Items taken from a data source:

────────────────────

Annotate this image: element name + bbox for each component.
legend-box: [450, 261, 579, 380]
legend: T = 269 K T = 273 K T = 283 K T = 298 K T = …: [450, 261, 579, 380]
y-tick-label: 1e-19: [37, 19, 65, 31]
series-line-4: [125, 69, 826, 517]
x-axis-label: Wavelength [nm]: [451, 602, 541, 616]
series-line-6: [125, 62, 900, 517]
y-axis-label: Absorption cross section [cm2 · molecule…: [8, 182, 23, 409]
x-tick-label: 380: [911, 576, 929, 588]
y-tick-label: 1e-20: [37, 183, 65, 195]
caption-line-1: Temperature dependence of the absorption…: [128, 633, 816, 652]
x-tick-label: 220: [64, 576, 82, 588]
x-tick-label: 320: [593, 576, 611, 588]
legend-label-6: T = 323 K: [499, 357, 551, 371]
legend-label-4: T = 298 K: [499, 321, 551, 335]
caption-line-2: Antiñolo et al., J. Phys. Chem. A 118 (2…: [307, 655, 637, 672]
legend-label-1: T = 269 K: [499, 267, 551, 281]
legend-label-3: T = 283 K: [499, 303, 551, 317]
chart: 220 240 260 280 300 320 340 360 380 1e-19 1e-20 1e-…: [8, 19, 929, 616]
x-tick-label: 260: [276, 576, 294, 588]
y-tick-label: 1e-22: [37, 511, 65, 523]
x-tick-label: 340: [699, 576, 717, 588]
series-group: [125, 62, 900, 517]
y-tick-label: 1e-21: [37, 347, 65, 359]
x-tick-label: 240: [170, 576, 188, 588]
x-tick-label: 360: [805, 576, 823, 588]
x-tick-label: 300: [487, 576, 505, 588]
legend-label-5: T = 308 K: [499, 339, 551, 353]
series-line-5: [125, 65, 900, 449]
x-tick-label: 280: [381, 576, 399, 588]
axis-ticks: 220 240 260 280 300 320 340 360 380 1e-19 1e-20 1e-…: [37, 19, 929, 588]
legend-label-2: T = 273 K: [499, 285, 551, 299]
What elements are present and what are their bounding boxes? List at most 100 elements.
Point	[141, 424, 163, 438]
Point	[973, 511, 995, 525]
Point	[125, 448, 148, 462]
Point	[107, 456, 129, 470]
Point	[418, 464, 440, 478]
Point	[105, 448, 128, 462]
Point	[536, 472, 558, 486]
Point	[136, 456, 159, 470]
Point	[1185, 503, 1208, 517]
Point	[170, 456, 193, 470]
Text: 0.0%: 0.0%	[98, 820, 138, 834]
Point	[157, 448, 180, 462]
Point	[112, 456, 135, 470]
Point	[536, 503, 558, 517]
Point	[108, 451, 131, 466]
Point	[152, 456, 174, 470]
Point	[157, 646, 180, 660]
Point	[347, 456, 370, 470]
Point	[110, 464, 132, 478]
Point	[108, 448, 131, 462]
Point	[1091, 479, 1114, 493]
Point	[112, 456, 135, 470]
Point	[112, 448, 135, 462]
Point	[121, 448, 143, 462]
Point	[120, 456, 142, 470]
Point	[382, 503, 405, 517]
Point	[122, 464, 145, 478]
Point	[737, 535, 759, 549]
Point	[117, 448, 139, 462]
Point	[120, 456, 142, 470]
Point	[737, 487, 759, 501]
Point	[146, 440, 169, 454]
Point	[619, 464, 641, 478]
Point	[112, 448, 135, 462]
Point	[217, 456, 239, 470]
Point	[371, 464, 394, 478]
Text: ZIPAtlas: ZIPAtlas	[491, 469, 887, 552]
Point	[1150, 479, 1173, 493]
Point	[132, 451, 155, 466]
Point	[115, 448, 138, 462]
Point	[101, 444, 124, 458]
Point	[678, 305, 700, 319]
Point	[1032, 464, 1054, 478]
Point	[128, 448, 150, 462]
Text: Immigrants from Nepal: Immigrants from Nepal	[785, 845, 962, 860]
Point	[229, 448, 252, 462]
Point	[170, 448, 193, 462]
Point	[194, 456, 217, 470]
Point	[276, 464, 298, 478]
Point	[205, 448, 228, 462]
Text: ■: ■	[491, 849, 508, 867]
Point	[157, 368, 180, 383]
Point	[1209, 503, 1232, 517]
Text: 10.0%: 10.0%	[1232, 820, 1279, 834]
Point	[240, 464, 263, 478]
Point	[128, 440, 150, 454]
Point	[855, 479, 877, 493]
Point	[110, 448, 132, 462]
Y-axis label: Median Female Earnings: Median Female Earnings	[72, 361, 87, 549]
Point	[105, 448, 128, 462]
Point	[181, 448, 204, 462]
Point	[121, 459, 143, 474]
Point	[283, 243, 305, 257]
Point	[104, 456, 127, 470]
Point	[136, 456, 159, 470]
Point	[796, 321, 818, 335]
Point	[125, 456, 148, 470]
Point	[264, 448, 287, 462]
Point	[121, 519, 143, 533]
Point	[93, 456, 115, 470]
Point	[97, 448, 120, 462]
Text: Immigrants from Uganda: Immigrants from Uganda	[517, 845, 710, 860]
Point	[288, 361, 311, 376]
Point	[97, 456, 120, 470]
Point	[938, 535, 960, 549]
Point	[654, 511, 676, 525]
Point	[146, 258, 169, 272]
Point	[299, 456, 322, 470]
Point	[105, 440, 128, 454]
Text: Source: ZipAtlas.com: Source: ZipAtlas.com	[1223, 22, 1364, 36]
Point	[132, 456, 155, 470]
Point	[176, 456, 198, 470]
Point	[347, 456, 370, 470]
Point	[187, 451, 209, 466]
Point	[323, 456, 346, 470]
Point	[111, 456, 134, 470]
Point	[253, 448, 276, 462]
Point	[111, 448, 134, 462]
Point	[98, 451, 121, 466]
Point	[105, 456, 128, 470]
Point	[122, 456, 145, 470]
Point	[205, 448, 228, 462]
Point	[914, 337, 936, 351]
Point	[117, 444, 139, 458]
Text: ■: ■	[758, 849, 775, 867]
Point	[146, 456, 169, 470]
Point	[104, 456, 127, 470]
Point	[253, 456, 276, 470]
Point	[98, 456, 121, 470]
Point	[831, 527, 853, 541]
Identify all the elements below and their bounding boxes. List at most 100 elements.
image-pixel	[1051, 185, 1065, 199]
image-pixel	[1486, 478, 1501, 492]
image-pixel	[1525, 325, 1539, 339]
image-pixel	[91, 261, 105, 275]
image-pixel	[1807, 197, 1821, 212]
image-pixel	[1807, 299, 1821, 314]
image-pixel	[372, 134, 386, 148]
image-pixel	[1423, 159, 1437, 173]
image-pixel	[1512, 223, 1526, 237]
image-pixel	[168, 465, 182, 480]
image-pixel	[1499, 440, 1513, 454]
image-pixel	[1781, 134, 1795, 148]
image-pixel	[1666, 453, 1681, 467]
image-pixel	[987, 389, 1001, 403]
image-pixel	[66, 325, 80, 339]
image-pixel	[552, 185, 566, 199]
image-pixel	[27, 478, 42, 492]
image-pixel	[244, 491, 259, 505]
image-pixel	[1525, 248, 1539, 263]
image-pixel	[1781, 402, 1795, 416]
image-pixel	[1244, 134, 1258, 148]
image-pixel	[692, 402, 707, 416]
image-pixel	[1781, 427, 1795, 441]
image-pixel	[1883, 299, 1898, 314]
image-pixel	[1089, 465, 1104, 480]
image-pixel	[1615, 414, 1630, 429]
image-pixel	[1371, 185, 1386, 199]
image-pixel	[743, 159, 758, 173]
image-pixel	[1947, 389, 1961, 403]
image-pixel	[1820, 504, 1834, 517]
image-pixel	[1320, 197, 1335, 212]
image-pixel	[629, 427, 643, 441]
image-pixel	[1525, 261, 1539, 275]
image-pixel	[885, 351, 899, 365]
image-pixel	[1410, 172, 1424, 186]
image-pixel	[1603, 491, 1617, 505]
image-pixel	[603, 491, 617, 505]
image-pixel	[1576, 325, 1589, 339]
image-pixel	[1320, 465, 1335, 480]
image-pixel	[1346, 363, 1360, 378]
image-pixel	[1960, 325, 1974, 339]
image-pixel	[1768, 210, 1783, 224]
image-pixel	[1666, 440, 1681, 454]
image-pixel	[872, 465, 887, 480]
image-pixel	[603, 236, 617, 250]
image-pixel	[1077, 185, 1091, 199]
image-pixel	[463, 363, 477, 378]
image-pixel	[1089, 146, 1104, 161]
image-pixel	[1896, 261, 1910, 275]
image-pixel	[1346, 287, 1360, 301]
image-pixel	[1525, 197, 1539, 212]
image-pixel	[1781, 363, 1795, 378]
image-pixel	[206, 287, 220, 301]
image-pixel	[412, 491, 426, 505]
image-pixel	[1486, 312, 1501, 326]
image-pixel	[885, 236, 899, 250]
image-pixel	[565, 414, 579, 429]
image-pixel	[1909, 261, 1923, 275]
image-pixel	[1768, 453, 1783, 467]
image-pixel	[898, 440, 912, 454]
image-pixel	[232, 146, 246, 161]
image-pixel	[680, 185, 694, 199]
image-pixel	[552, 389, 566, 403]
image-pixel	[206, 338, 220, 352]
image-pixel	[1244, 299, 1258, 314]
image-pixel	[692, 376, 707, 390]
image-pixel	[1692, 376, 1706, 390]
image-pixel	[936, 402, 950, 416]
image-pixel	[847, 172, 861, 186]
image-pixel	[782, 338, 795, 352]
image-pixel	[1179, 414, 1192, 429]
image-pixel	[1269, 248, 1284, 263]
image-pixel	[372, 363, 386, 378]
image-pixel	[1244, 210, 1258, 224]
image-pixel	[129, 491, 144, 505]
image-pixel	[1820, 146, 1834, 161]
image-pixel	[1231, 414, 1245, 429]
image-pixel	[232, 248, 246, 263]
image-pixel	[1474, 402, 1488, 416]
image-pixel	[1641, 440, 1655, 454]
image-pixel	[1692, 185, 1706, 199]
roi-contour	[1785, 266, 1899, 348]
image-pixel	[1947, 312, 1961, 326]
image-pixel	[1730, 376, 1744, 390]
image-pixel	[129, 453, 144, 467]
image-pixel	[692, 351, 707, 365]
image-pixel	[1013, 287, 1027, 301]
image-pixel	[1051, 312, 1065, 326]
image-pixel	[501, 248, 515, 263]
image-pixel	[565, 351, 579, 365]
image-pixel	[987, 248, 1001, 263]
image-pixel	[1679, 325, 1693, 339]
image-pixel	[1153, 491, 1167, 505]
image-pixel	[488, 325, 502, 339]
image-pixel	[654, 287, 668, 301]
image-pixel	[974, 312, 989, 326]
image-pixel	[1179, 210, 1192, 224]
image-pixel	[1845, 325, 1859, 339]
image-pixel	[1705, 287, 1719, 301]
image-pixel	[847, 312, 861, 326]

────────────────────

Set out everything from the start of the listing down to and including the line containing "x-tick-label: 320: [593, 576, 611, 588]" as a Markdown table with two columns, Row and Text, leaving out any blank lines.

| Row | Text |
|---|---|
| 1 | Annotate this image: element name + bbox for each component. |
| 2 | legend-box: [450, 261, 579, 380] |
| 3 | legend: T = 269 K T = 273 K T = 283 K T = 298 K T = …: [450, 261, 579, 380] |
| 4 | y-tick-label: 1e-19: [37, 19, 65, 31] |
| 5 | series-line-4: [125, 69, 826, 517] |
| 6 | x-axis-label: Wavelength [nm]: [451, 602, 541, 616] |
| 7 | series-line-6: [125, 62, 900, 517] |
| 8 | y-axis-label: Absorption cross section [cm2 · molecule…: [8, 182, 23, 409] |
| 9 | x-tick-label: 380: [911, 576, 929, 588] |
| 10 | y-tick-label: 1e-20: [37, 183, 65, 195] |
| 11 | caption-line-1: Temperature dependence of the absorption…: [128, 633, 816, 652] |
| 12 | x-tick-label: 220: [64, 576, 82, 588] |
| 13 | x-tick-label: 320: [593, 576, 611, 588] |